#### [DIRECTIVE]
Print the material word for word, from its first line through the line containing "231, 503, 248]", both ends included.

#### [ENTRIES SUPPLIED]
━━━━━━━━━━━━━━━━━━━━

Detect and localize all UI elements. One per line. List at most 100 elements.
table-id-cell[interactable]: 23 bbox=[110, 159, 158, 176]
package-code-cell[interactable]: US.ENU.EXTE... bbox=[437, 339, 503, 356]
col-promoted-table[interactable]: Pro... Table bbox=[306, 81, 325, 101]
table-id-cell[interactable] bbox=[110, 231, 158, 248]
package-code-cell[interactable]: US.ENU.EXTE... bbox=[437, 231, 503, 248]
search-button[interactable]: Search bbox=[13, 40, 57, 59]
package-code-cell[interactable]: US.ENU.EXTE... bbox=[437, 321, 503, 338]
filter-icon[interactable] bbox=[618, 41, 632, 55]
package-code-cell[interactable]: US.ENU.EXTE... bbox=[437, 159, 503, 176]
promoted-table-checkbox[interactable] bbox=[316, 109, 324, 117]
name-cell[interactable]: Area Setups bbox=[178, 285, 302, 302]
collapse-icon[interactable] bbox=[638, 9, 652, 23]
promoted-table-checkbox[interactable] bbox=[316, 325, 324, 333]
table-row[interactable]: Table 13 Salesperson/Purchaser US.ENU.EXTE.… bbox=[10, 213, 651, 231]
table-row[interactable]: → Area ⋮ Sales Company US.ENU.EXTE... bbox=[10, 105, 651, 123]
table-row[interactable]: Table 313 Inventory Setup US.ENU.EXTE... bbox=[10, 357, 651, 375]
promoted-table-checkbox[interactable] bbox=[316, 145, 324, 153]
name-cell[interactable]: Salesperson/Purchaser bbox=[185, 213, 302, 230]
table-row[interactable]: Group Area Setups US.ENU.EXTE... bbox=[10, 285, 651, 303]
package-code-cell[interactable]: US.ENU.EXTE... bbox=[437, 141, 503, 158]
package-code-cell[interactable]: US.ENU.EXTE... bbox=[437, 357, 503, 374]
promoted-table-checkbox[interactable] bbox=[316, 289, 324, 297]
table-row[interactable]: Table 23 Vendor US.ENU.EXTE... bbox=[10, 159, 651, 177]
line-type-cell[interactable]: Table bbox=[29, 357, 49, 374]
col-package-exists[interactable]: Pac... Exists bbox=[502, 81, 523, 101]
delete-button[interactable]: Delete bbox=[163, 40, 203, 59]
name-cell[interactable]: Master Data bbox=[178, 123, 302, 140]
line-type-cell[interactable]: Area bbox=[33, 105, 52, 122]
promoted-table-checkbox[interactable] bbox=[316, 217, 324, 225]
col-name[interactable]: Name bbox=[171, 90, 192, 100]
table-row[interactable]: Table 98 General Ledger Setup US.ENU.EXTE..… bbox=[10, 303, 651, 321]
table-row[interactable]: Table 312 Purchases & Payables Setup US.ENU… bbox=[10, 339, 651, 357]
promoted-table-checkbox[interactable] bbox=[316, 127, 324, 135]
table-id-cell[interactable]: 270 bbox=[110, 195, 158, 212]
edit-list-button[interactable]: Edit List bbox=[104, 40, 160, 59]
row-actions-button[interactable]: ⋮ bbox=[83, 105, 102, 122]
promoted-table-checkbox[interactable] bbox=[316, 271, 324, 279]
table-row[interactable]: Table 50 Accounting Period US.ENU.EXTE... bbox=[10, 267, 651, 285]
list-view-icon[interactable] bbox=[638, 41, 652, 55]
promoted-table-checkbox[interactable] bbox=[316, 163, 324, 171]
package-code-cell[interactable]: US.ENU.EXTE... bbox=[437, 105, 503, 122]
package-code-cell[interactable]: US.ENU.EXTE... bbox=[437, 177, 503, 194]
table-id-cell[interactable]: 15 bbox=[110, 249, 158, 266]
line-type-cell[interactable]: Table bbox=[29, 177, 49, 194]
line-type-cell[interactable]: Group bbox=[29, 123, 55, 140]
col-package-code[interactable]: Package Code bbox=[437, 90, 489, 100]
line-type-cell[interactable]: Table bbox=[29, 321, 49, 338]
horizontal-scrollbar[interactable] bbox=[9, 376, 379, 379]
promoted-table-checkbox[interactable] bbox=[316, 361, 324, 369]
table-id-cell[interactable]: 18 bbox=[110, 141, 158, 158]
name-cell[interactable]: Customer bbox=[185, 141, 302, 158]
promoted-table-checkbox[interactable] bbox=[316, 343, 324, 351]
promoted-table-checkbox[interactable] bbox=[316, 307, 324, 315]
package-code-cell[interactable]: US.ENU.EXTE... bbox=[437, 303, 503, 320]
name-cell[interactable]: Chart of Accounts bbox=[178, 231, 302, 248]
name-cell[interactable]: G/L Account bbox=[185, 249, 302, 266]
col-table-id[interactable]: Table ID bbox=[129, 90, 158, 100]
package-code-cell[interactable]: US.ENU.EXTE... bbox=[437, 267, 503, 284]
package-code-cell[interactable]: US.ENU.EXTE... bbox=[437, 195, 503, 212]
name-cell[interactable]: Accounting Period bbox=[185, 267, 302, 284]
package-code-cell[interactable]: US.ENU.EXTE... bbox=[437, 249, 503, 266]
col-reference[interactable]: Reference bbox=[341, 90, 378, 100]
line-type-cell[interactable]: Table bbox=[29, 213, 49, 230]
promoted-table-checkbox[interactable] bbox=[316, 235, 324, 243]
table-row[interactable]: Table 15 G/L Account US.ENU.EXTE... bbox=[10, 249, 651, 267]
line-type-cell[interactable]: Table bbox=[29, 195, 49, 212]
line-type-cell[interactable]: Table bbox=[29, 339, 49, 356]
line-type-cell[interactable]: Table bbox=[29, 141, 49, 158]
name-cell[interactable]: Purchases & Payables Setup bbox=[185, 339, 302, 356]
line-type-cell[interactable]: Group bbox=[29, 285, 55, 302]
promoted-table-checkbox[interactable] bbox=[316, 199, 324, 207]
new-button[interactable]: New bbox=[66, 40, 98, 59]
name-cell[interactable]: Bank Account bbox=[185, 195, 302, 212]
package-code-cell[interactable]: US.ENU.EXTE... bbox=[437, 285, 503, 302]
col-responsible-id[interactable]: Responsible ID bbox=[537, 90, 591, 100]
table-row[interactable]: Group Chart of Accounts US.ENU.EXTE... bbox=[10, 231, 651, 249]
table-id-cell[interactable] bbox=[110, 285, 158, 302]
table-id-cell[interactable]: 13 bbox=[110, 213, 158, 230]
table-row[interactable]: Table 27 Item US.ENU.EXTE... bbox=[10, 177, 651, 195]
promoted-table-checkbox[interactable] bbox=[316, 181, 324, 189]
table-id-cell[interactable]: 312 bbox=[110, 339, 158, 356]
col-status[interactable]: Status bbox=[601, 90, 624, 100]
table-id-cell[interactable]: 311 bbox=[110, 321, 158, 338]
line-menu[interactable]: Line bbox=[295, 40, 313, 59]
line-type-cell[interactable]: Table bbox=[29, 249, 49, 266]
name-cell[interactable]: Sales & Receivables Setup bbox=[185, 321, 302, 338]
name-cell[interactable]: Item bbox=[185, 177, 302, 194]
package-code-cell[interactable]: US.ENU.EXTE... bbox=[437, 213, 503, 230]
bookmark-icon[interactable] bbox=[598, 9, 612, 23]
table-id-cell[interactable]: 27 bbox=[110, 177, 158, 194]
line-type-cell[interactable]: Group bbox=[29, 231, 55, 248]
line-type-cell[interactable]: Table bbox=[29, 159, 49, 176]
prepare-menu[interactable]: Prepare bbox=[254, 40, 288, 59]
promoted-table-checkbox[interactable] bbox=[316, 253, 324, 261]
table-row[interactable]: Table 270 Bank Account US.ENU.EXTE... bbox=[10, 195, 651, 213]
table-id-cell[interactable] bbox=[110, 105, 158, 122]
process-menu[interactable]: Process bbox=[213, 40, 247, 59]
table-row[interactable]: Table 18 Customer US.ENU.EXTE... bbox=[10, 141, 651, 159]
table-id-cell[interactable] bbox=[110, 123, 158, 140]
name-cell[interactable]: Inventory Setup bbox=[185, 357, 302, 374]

━━━━━━━━━━━━━━━━━━━━

#### [ANSWER TO THIS TASK]
Detect and localize all UI elements. One per line. List at most 100 elements.
table-id-cell[interactable]: 23 bbox=[110, 159, 158, 176]
package-code-cell[interactable]: US.ENU.EXTE... bbox=[437, 339, 503, 356]
col-promoted-table[interactable]: Pro... Table bbox=[306, 81, 325, 101]
table-id-cell[interactable] bbox=[110, 231, 158, 248]
package-code-cell[interactable]: US.ENU.EXTE... bbox=[437, 231, 503, 248]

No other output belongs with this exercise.